* Begin DATA RECORDS *
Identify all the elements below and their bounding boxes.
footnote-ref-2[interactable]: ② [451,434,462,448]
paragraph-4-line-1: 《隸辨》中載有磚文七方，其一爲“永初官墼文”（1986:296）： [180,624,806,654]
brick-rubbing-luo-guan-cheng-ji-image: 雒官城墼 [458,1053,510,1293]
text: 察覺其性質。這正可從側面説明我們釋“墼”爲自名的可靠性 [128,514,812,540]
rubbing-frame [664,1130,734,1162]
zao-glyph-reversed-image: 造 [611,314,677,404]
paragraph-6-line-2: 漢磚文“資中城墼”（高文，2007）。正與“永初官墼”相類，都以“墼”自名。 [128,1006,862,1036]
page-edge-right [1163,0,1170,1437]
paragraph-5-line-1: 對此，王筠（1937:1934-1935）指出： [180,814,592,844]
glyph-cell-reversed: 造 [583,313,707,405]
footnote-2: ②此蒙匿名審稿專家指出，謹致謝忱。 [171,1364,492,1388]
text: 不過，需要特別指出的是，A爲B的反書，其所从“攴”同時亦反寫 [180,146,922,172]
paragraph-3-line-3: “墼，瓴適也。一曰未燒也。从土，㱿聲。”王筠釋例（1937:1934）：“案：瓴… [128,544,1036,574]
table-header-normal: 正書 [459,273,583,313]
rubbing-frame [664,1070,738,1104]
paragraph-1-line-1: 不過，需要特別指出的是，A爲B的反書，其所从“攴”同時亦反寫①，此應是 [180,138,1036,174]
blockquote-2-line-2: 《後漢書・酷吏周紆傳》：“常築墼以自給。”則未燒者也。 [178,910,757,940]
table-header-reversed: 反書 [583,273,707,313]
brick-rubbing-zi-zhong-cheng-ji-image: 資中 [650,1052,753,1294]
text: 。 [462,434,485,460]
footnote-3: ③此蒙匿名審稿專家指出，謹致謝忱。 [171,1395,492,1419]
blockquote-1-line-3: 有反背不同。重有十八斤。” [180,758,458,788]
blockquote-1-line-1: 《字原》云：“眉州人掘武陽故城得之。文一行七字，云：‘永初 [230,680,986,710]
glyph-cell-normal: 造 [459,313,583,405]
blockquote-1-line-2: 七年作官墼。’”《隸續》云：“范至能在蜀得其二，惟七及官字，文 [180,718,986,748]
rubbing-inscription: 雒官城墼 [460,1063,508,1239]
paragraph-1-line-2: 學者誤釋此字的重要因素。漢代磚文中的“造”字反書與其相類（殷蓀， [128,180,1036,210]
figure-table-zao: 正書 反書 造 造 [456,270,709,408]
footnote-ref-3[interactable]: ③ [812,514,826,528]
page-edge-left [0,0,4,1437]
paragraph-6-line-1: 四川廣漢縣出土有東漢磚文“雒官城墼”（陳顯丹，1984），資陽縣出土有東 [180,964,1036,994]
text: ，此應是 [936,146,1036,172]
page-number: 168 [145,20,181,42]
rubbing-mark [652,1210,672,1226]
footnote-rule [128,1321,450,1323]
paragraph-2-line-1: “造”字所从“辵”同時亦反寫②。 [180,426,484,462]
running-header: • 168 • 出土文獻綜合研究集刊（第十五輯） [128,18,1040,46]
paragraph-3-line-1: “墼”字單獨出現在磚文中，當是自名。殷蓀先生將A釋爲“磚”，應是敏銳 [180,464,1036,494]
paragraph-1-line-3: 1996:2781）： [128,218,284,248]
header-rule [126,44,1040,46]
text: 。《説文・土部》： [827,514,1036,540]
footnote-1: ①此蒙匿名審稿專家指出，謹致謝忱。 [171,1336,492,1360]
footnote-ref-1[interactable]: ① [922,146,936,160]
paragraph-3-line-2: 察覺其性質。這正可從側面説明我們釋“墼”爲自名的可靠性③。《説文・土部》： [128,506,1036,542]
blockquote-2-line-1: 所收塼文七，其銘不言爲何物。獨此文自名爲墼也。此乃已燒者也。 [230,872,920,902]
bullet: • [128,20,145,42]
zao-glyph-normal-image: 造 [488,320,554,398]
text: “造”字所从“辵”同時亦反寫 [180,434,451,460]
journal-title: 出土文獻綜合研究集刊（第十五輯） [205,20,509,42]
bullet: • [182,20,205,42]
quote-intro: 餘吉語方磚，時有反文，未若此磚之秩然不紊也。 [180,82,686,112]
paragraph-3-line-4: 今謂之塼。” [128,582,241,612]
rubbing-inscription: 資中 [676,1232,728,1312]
* End DATA RECORDS *
- CHALLENGE: Please copy the records verbatim, everything from the first line down to the line containing "footnote-2: ②此蒙匿名審稿專家指出，謹致謝忱。 [171,1364,492,1388]", with both of those lines included.

- WRITTEN ANSWER:
Identify all the elements below and their bounding boxes.
footnote-ref-2[interactable]: ② [451,434,462,448]
paragraph-4-line-1: 《隸辨》中載有磚文七方，其一爲“永初官墼文”（1986:296）： [180,624,806,654]
brick-rubbing-luo-guan-cheng-ji-image: 雒官城墼 [458,1053,510,1293]
text: 察覺其性質。這正可從側面説明我們釋“墼”爲自名的可靠性 [128,514,812,540]
rubbing-frame [664,1130,734,1162]
zao-glyph-reversed-image: 造 [611,314,677,404]
paragraph-6-line-2: 漢磚文“資中城墼”（高文，2007）。正與“永初官墼”相類，都以“墼”自名。 [128,1006,862,1036]
page-edge-right [1163,0,1170,1437]
paragraph-5-line-1: 對此，王筠（1937:1934-1935）指出： [180,814,592,844]
glyph-cell-reversed: 造 [583,313,707,405]
footnote-2: ②此蒙匿名審稿專家指出，謹致謝忱。 [171,1364,492,1388]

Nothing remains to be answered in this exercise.